Stated goal: Extract all lines from the data beneath that include the word "white".
----------
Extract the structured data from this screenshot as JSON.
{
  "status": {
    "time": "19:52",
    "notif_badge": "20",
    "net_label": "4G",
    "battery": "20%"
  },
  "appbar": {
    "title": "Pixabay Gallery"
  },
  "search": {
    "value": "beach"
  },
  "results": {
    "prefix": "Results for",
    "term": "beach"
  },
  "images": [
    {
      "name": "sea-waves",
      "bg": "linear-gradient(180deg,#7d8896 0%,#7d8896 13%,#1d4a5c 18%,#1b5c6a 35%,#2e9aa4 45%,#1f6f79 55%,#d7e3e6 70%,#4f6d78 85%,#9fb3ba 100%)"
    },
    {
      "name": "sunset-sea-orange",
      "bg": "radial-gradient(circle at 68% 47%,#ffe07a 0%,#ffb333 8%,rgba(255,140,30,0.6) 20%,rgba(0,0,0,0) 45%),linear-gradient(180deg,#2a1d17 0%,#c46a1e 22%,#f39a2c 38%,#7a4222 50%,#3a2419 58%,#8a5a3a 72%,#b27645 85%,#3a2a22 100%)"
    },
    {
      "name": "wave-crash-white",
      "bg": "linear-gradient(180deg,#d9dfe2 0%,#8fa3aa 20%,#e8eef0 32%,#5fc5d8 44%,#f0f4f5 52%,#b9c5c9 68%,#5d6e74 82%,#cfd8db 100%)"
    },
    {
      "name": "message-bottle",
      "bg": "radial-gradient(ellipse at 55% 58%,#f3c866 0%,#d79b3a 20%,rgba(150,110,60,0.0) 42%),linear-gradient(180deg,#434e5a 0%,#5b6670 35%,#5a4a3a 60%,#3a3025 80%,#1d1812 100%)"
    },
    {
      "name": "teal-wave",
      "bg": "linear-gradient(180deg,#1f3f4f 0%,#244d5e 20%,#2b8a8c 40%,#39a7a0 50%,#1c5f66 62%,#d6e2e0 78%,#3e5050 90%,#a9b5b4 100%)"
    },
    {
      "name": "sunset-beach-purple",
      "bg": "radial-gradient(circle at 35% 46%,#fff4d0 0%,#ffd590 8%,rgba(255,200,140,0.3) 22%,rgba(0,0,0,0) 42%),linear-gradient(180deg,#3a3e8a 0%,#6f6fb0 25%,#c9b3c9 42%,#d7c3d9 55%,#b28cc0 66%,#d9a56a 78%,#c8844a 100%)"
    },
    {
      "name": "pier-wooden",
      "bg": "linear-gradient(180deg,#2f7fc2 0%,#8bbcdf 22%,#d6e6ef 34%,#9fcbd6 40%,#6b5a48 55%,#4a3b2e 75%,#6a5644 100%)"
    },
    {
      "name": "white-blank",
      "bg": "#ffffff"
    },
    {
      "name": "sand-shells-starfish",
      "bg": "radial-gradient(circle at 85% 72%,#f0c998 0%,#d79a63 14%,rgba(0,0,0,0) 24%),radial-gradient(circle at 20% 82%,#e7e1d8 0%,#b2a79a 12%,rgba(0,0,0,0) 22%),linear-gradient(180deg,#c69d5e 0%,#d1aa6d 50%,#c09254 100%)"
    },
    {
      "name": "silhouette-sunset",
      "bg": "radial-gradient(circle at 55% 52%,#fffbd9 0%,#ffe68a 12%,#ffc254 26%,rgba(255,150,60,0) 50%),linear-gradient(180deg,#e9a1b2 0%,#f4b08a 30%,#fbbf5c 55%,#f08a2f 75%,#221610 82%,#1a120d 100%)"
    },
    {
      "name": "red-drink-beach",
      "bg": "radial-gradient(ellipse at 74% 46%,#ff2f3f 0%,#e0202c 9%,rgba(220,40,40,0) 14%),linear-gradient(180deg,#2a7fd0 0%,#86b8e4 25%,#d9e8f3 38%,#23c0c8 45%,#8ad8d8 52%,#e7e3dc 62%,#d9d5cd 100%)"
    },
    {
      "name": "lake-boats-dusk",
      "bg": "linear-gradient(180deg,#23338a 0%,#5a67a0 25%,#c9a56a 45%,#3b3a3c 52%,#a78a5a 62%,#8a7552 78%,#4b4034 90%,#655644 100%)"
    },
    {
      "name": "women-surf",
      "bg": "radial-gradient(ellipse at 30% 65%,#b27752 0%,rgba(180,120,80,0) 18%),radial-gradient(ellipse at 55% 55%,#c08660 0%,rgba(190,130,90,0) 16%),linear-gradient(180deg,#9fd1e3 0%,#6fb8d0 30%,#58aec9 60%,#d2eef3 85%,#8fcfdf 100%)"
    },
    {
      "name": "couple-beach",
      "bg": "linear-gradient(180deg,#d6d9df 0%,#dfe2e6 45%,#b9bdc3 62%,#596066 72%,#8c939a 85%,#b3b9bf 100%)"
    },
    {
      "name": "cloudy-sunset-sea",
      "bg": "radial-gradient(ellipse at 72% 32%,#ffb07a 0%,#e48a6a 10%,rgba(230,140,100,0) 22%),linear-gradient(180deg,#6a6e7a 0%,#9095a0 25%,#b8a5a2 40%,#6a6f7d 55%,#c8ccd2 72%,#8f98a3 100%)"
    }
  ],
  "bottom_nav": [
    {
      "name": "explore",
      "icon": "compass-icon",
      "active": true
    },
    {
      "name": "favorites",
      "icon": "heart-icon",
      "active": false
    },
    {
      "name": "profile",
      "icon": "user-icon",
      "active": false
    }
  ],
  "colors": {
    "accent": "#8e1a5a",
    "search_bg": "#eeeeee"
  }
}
----------
Complete output:
      "name": "wave-crash-white",
      "name": "white-blank",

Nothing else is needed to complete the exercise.